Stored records
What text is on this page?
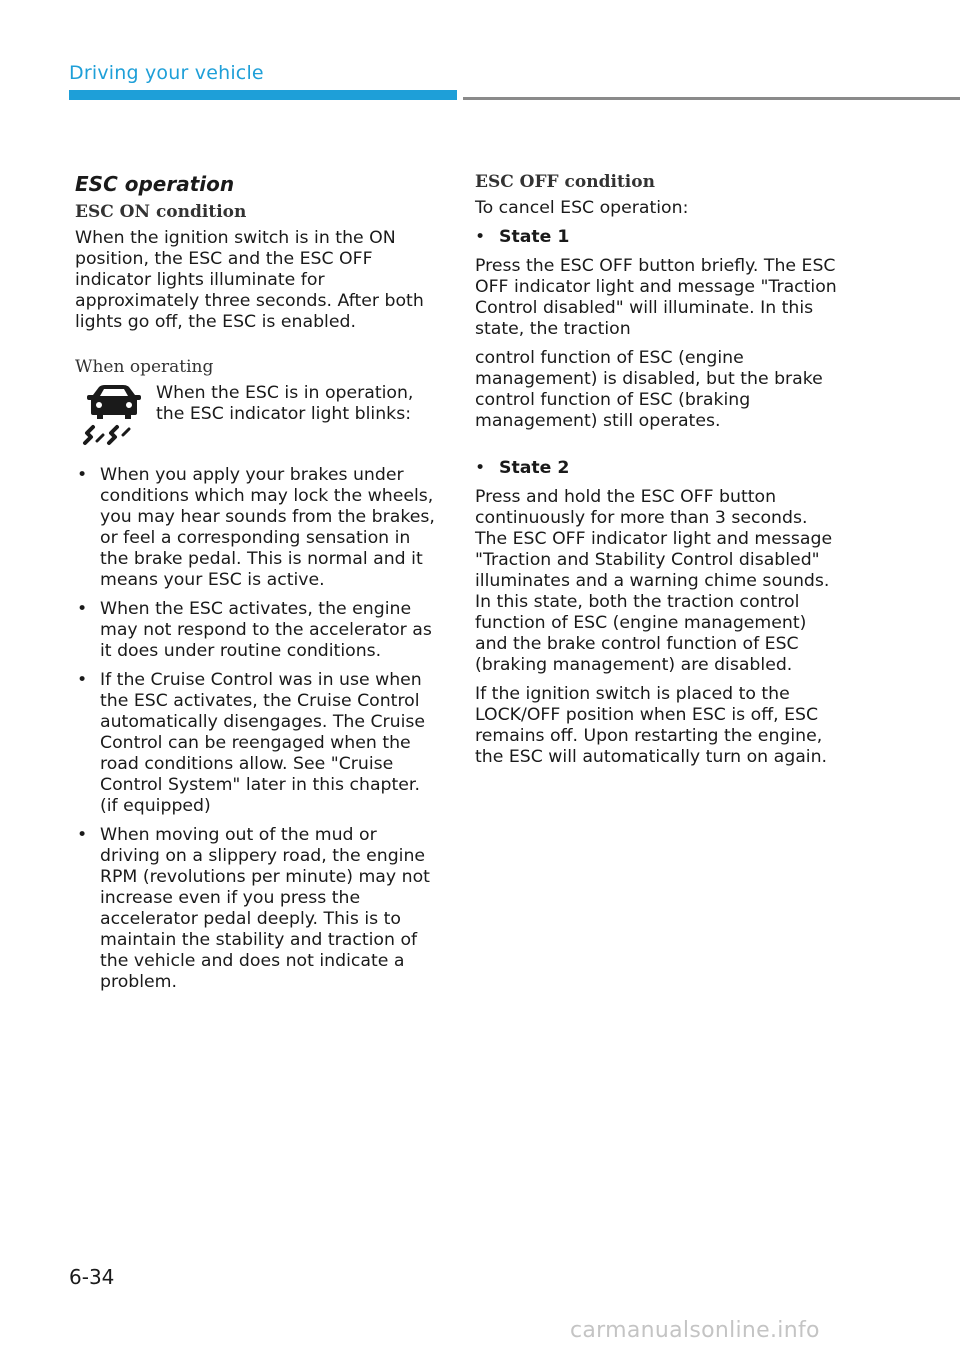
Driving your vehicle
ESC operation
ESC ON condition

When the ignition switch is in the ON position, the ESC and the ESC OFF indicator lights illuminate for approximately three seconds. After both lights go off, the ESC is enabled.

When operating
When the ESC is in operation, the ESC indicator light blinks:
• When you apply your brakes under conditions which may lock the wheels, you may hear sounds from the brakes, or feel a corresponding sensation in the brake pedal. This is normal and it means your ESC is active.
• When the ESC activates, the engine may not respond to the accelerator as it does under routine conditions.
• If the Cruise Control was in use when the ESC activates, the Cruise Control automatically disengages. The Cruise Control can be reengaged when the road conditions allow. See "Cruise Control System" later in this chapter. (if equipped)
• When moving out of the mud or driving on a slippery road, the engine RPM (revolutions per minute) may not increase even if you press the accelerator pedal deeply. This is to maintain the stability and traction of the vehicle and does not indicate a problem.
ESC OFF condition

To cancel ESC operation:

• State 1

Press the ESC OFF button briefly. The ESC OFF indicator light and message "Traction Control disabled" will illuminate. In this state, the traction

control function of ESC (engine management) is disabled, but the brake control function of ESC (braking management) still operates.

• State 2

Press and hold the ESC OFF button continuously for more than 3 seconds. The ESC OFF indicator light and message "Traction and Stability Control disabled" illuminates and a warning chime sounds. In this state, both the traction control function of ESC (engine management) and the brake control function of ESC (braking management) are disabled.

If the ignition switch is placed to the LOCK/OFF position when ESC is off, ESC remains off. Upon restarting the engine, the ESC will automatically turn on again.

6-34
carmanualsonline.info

--

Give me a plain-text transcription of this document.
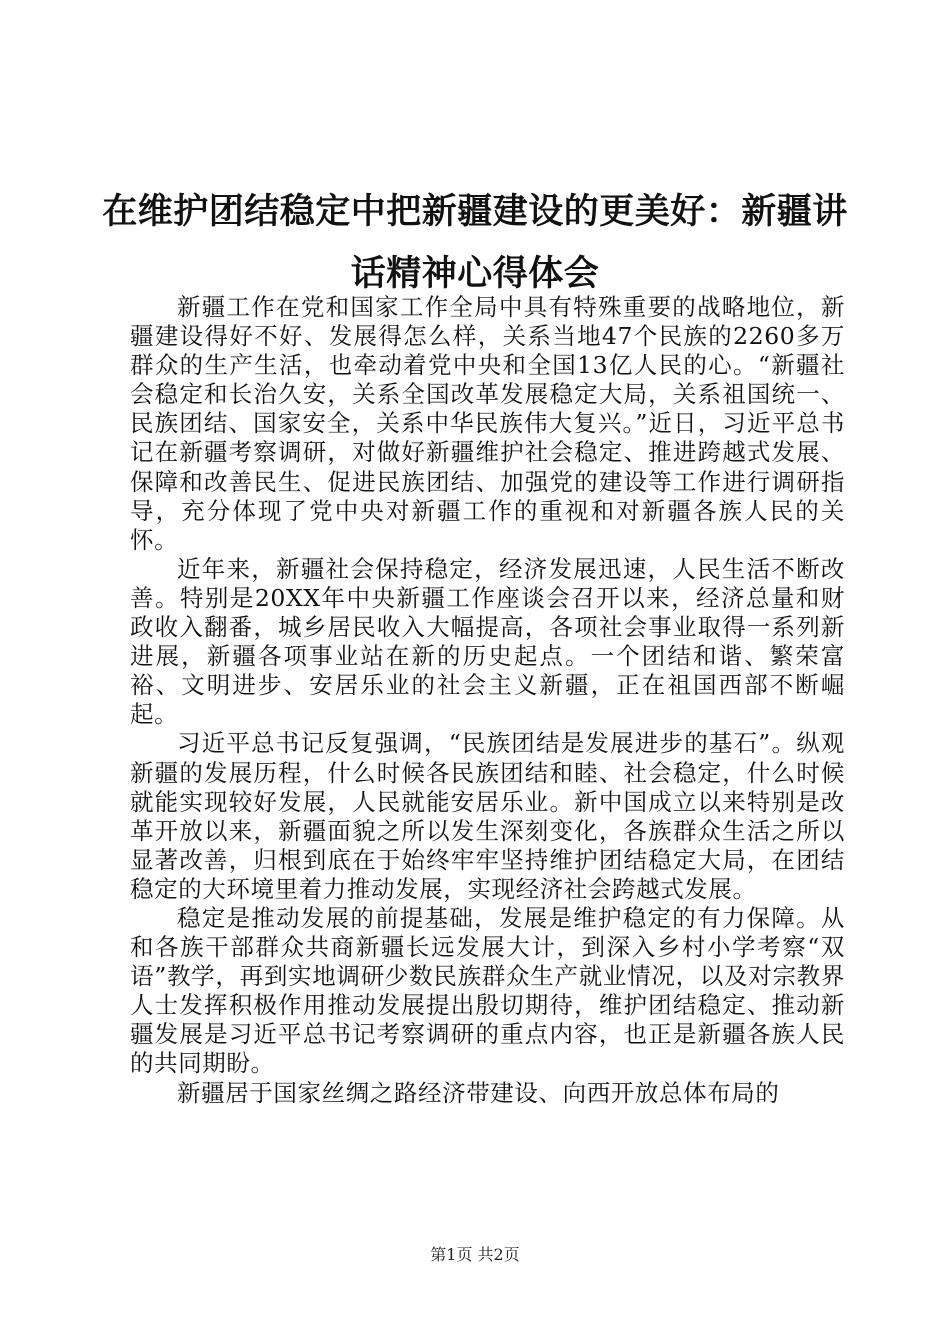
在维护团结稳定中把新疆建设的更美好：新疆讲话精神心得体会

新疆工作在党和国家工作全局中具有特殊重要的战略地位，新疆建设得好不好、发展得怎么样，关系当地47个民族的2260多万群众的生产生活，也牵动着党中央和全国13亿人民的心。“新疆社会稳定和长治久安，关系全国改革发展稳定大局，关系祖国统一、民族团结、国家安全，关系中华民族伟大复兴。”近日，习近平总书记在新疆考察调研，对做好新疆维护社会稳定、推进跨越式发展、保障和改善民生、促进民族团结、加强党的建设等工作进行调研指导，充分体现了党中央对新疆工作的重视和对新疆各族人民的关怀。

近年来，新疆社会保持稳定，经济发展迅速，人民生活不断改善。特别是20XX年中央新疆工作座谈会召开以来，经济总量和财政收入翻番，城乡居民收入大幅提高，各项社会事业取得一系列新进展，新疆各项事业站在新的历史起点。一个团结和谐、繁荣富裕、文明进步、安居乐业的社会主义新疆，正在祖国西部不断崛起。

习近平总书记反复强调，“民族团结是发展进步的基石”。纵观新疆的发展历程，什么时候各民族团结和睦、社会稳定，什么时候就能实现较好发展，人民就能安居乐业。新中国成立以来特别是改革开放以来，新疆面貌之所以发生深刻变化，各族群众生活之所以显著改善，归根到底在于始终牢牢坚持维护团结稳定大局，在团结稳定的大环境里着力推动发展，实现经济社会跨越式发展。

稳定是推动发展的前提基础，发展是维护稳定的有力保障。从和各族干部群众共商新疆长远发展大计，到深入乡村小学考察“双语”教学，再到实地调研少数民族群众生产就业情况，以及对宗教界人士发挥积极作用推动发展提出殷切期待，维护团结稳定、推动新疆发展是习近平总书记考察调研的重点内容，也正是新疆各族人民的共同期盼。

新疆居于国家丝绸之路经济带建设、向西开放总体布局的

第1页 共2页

• **What you are asked to do**
Show the lines where the word "operation" appears in the entries.

• **Task result**
ESC operation
When the ESC is in operation, the ESC indicator light blinks:
To cancel ESC operation:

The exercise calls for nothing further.